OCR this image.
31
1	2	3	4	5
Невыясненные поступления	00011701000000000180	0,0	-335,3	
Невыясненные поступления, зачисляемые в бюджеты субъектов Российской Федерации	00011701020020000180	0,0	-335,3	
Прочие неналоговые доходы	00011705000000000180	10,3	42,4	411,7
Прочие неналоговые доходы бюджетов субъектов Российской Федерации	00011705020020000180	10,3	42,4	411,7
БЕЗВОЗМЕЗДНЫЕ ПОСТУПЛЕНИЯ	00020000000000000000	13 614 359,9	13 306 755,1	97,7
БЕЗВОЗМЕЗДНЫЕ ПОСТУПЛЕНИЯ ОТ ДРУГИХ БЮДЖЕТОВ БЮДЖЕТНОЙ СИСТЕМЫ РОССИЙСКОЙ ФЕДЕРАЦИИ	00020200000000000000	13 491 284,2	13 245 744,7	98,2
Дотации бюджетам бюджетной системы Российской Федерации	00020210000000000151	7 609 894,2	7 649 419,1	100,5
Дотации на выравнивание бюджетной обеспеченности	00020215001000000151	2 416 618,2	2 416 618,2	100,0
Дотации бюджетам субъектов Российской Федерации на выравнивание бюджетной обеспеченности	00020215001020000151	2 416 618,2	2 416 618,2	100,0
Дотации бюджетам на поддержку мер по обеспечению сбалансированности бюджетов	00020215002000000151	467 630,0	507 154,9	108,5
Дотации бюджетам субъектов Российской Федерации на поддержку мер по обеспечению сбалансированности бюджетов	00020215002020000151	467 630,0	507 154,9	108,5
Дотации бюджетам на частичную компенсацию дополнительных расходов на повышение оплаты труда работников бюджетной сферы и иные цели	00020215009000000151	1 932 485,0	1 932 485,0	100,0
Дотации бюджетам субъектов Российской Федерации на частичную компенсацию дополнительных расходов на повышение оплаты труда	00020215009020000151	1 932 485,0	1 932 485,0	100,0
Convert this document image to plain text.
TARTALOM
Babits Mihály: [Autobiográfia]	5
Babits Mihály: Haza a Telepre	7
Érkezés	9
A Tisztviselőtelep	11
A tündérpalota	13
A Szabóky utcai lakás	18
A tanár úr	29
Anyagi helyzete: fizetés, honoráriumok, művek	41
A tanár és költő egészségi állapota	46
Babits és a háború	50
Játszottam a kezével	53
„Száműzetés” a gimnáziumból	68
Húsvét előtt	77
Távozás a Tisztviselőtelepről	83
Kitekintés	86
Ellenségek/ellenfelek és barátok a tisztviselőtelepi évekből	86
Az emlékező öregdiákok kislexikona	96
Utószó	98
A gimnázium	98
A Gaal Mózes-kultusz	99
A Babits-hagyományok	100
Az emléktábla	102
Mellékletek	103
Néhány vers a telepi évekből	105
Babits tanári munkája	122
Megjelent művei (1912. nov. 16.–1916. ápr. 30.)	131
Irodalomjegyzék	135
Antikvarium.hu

▶ [WHAT IS BEING ASKED] Quote the listing in full, please, keeping every line exact.

▶ [CORRECT RESPONSE]
OCR this image.
31
1	2	3	4	5
Невыясненные поступления	00011701000000000180	0,0	-335,3	
Невыясненные поступления, зачисляемые в бюджеты субъектов Российской Федерации	00011701020020000180	0,0	-335,3	
Прочие неналоговые доходы	00011705000000000180	10,3	42,4	411,7
Прочие неналоговые доходы бюджетов субъектов Российской Федерации	00011705020020000180	10,3	42,4	411,7
БЕЗВОЗМЕЗДНЫЕ ПОСТУПЛЕНИЯ	00020000000000000000	13 614 359,9	13 306 755,1	97,7
БЕЗВОЗМЕЗДНЫЕ ПОСТУПЛЕНИЯ ОТ ДРУГИХ БЮДЖЕТОВ БЮДЖЕТНОЙ СИСТЕМЫ РОССИЙСКОЙ ФЕДЕРАЦИИ	00020200000000000000	13 491 284,2	13 245 744,7	98,2
Дотации бюджетам бюджетной системы Российской Федерации	00020210000000000151	7 609 894,2	7 649 419,1	100,5
Дотации на выравнивание бюджетной обеспеченности	00020215001000000151	2 416 618,2	2 416 618,2	100,0
Дотации бюджетам субъектов Российской Федерации на выравнивание бюджетной обеспеченности	00020215001020000151	2 416 618,2	2 416 618,2	100,0
Дотации бюджетам на поддержку мер по обеспечению сбалансированности бюджетов	00020215002000000151	467 630,0	507 154,9	108,5
Дотации бюджетам субъектов Российской Федерации на поддержку мер по обеспечению сбалансированности бюджетов	00020215002020000151	467 630,0	507 154,9	108,5
Дотации бюджетам на частичную компенсацию дополнительных расходов на повышение оплаты труда работников бюджетной сферы и иные цели	00020215009000000151	1 932 485,0	1 932 485,0	100,0
Дотации бюджетам субъектов Российской Федерации на частичную компенсацию дополнительных расходов на повышение оплаты труда	00020215009020000151	1 932 485,0	1 932 485,0	100,0
Convert this document image to plain text.
TARTALOM
Babits Mihály: [Autobiográfia]	5
Babits Mihály: Haza a Telepre	7
Érkezés	9
A Tisztviselőtelep	11
A tündérpalota	13
A Szabóky utcai lakás	18
A tanár úr	29
Anyagi helyzete: fizetés, honoráriumok, művek	41
A tanár és költő egészségi állapota	46
Babits és a háború	50
Játszottam a kezével	53
„Száműzetés” a gimnáziumból	68
Húsvét előtt	77
Távozás a Tisztviselőtelepről	83
Kitekintés	86
Ellenségek/ellenfelek és barátok a tisztviselőtelepi évekből	86
Az emlékező öregdiákok kislexikona	96
Utószó	98
A gimnázium	98
A Gaal Mózes-kultusz	99
A Babits-hagyományok	100
Az emléktábla	102
Mellékletek	103
Néhány vers a telepi évekből	105
Babits tanári munkája	122
Megjelent művei (1912. nov. 16.–1916. ápr. 30.)	131
Irodalomjegyzék	135
Antikvarium.hu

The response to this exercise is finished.